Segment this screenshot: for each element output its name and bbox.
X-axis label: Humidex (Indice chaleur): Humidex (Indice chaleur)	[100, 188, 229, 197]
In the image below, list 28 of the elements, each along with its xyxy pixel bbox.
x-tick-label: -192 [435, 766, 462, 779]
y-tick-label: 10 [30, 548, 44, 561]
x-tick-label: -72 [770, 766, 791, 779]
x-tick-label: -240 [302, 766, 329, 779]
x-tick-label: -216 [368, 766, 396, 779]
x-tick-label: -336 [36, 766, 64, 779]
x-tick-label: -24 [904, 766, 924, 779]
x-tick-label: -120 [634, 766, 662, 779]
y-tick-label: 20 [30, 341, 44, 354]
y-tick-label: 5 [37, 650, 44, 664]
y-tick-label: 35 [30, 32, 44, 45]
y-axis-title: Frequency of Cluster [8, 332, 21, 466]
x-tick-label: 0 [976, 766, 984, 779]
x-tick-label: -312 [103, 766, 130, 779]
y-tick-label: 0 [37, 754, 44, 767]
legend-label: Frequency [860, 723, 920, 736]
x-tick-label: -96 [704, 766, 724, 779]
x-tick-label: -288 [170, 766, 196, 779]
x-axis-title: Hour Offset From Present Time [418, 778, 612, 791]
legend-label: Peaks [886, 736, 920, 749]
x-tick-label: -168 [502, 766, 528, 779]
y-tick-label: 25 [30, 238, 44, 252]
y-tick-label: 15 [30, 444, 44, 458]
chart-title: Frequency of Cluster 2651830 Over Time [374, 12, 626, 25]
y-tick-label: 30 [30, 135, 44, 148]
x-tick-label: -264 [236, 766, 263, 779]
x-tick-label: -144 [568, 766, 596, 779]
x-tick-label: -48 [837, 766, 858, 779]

__________

Set problem. Reproduce every line of the records above verbatim, keeping their order and characters unchanged.

Answer to the exercise.
Segment this screenshot: for each element output its name and bbox.
X-axis label: Humidex (Indice chaleur): Humidex (Indice chaleur)	[100, 188, 229, 197]
In the image below, list 28 of the elements, each along with its xyxy pixel bbox.
x-tick-label: -192 [435, 766, 462, 779]
y-tick-label: 10 [30, 548, 44, 561]
x-tick-label: -72 [770, 766, 791, 779]
x-tick-label: -240 [302, 766, 329, 779]
x-tick-label: -216 [368, 766, 396, 779]
x-tick-label: -336 [36, 766, 64, 779]
x-tick-label: -24 [904, 766, 924, 779]
x-tick-label: -120 [634, 766, 662, 779]
y-tick-label: 20 [30, 341, 44, 354]
y-tick-label: 5 [37, 650, 44, 664]
y-tick-label: 35 [30, 32, 44, 45]
y-axis-title: Frequency of Cluster [8, 332, 21, 466]
x-tick-label: 0 [976, 766, 984, 779]
x-tick-label: -312 [103, 766, 130, 779]
y-tick-label: 0 [37, 754, 44, 767]
legend-label: Frequency [860, 723, 920, 736]
x-tick-label: -96 [704, 766, 724, 779]
x-tick-label: -288 [170, 766, 196, 779]
x-axis-title: Hour Offset From Present Time [418, 778, 612, 791]
legend-label: Peaks [886, 736, 920, 749]
x-tick-label: -168 [502, 766, 528, 779]
y-tick-label: 25 [30, 238, 44, 252]
y-tick-label: 15 [30, 444, 44, 458]
chart-title: Frequency of Cluster 2651830 Over Time [374, 12, 626, 25]
y-tick-label: 30 [30, 135, 44, 148]
x-tick-label: -264 [236, 766, 263, 779]
x-tick-label: -144 [568, 766, 596, 779]
x-tick-label: -48 [837, 766, 858, 779]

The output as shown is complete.